→ **Exercise task**: Using the listing below, report all lines holding the word "dapat".

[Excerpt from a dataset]
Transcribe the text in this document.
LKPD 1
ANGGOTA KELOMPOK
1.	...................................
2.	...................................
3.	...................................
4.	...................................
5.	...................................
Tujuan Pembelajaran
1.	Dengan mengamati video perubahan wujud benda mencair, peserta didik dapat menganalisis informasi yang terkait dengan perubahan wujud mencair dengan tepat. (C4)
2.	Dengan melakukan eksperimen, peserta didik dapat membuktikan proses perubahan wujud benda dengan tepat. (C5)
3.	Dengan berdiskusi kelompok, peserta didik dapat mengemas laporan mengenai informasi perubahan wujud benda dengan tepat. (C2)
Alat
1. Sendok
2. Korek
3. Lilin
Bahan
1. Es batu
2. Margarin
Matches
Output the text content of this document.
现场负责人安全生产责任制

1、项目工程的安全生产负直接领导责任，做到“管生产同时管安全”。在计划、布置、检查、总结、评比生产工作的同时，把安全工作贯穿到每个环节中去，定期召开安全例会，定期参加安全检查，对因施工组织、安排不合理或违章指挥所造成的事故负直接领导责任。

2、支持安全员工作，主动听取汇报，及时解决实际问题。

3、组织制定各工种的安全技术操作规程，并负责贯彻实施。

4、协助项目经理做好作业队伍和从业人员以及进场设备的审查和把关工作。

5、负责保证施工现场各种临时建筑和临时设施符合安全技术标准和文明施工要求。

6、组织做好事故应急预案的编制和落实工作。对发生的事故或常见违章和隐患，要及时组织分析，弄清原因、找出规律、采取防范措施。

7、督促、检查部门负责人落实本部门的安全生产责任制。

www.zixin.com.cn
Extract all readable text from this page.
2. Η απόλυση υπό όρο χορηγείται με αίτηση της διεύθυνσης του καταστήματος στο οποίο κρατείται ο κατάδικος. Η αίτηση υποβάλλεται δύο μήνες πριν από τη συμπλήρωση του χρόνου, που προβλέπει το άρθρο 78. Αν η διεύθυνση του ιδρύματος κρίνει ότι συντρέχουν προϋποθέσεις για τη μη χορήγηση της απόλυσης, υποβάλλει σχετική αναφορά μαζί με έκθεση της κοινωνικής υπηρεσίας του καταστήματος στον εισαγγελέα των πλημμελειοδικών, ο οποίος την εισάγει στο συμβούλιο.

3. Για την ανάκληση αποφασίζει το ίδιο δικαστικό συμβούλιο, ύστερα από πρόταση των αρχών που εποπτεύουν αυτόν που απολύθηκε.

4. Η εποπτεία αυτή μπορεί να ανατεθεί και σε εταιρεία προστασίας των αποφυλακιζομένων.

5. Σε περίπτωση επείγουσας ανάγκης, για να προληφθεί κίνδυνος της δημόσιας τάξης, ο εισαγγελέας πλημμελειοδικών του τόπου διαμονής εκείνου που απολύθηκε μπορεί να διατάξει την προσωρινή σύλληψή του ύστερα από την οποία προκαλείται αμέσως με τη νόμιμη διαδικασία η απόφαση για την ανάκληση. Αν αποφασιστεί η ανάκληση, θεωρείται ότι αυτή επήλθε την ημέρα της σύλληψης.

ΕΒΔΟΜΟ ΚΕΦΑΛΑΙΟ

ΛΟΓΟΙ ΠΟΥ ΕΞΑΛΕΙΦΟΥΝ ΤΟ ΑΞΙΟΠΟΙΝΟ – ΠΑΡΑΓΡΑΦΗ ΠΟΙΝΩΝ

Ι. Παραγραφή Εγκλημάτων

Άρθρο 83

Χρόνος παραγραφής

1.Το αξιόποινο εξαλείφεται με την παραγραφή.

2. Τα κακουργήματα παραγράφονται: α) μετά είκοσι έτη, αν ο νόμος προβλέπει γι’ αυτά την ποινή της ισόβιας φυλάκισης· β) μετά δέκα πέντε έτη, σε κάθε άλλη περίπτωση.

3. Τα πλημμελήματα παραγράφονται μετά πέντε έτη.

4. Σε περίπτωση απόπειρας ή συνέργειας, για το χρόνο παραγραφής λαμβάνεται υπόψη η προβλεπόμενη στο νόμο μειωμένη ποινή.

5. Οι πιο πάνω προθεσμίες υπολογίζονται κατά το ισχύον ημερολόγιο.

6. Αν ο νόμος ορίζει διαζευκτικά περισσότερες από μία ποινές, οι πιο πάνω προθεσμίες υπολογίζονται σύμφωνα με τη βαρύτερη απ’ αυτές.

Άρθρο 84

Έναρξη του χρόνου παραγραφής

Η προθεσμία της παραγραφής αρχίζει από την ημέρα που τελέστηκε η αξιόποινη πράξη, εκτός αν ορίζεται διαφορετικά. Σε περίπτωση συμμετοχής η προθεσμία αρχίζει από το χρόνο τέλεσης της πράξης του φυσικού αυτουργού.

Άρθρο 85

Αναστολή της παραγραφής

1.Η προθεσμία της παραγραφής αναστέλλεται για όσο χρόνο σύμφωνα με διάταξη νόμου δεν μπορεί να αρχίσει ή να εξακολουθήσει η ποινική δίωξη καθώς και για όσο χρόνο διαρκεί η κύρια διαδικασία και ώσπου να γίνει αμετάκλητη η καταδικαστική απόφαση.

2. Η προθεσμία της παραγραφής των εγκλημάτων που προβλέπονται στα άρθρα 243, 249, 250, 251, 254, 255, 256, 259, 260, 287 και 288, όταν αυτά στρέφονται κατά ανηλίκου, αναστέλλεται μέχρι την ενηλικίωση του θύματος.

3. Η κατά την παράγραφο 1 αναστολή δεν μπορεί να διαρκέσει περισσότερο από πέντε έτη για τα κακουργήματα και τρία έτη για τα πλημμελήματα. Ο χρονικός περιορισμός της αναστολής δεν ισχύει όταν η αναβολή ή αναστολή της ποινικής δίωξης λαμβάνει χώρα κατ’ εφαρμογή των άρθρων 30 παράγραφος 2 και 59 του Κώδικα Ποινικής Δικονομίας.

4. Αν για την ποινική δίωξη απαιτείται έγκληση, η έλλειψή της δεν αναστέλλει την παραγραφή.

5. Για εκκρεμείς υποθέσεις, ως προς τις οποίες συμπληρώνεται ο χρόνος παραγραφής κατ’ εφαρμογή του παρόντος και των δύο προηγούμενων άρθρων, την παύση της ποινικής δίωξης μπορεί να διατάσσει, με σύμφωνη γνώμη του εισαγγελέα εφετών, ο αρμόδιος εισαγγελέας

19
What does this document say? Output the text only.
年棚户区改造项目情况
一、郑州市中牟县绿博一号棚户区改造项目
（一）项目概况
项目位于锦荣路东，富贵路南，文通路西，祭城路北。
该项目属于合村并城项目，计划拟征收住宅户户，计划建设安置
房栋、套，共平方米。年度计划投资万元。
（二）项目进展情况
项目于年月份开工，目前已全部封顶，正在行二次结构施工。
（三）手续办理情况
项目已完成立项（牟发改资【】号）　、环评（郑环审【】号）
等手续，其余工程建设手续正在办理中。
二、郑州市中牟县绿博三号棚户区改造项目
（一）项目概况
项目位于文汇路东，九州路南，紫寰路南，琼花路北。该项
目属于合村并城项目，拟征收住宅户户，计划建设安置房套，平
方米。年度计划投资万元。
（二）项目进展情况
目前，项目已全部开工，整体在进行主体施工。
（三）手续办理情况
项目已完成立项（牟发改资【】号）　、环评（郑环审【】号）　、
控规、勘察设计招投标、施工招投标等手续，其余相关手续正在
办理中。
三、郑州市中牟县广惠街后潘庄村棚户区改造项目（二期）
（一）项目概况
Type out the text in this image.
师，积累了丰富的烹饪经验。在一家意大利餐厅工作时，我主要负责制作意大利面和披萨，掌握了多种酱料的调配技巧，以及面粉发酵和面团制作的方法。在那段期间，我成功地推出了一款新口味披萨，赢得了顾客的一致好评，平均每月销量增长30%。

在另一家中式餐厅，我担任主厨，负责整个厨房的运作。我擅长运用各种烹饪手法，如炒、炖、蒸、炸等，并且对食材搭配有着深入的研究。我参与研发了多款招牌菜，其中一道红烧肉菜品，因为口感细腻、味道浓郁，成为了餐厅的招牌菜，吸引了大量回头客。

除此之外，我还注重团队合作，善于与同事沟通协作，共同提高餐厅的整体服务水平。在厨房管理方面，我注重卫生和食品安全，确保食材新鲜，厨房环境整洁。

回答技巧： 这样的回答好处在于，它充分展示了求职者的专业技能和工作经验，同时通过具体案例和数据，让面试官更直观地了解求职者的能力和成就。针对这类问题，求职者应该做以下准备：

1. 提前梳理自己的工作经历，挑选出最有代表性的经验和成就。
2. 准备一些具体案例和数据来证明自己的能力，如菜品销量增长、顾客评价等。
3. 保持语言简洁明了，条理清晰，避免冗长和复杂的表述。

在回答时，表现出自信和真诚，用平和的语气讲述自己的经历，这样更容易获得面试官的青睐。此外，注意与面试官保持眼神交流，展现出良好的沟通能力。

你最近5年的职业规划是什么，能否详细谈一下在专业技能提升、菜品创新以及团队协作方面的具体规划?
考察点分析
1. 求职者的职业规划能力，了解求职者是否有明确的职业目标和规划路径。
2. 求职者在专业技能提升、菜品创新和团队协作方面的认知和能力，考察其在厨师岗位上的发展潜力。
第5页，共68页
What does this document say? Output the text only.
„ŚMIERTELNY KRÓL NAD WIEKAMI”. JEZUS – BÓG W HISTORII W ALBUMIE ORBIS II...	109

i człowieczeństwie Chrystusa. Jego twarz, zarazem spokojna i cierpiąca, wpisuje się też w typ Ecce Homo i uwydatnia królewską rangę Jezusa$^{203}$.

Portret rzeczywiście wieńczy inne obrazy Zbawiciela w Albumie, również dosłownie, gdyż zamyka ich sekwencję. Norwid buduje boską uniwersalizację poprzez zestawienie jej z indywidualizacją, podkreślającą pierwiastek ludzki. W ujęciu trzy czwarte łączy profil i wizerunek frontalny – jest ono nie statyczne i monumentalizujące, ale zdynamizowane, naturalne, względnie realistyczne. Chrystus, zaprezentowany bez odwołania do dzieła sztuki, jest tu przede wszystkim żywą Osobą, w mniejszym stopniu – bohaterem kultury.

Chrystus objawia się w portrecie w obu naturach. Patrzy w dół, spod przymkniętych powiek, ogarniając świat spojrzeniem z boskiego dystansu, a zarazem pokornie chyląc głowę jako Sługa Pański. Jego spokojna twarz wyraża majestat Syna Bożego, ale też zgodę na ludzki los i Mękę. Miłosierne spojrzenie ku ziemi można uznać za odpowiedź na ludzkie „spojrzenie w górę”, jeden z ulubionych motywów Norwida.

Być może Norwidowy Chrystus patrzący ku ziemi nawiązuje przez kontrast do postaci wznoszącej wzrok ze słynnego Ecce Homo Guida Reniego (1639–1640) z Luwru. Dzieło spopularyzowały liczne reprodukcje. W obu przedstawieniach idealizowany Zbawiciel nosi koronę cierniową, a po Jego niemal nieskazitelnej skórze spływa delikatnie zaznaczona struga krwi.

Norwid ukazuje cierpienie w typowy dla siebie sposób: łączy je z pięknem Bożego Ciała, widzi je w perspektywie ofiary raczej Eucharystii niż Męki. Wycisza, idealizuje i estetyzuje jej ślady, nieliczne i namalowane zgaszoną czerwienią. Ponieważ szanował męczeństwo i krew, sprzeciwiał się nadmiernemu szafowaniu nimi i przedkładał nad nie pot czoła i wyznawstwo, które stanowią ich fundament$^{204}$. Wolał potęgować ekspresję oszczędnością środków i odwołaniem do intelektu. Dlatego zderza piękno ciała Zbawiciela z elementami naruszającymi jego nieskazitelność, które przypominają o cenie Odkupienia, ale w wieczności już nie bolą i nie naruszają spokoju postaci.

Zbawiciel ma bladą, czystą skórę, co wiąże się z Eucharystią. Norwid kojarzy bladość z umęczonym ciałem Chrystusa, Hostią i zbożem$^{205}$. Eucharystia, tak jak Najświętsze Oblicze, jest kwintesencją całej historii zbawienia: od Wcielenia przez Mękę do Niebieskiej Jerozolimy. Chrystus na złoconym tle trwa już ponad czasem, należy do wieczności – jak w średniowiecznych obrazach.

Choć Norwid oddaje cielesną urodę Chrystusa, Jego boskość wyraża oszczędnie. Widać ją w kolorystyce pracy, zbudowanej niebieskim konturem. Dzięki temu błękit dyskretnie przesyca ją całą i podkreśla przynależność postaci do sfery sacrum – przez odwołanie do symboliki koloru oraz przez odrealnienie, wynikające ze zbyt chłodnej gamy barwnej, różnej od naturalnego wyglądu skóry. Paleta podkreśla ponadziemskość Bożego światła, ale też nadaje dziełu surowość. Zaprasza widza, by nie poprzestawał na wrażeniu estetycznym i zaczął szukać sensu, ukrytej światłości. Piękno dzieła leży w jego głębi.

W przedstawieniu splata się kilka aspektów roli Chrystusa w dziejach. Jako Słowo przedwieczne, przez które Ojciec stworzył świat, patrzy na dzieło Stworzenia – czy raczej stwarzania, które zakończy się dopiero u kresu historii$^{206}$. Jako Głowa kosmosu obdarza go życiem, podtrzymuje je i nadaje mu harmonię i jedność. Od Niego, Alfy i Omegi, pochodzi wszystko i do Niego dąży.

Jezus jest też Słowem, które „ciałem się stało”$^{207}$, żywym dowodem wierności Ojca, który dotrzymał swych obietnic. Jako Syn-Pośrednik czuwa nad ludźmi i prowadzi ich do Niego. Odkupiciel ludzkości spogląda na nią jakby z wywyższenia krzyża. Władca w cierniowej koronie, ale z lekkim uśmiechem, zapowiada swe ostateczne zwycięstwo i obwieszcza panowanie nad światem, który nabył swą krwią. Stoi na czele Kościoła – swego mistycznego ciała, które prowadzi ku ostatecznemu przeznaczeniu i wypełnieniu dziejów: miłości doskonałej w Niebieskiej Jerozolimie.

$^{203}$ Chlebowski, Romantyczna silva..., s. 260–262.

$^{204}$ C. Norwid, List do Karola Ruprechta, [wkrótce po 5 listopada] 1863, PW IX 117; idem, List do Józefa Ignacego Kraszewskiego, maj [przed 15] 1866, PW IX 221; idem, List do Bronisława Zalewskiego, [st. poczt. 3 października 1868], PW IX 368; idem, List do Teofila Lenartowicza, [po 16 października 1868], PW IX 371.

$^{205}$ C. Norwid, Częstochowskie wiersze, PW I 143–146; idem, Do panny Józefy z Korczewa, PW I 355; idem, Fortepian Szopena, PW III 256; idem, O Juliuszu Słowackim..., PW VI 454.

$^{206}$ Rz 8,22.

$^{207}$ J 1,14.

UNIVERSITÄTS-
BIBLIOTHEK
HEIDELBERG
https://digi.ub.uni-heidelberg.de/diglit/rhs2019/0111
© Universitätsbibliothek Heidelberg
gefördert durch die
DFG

→ **In response**:
1.	Dengan mengamati video perubahan wujud benda mencair, peserta didik dapat menganalisis informasi yang terkait dengan perubahan wujud mencair dengan tepat. (C4)
2.	Dengan melakukan eksperimen, peserta didik dapat membuktikan proses perubahan wujud benda dengan tepat. (C5)
3.	Dengan berdiskusi kelompok, peserta didik dapat mengemas laporan mengenai informasi perubahan wujud benda dengan tepat. (C2)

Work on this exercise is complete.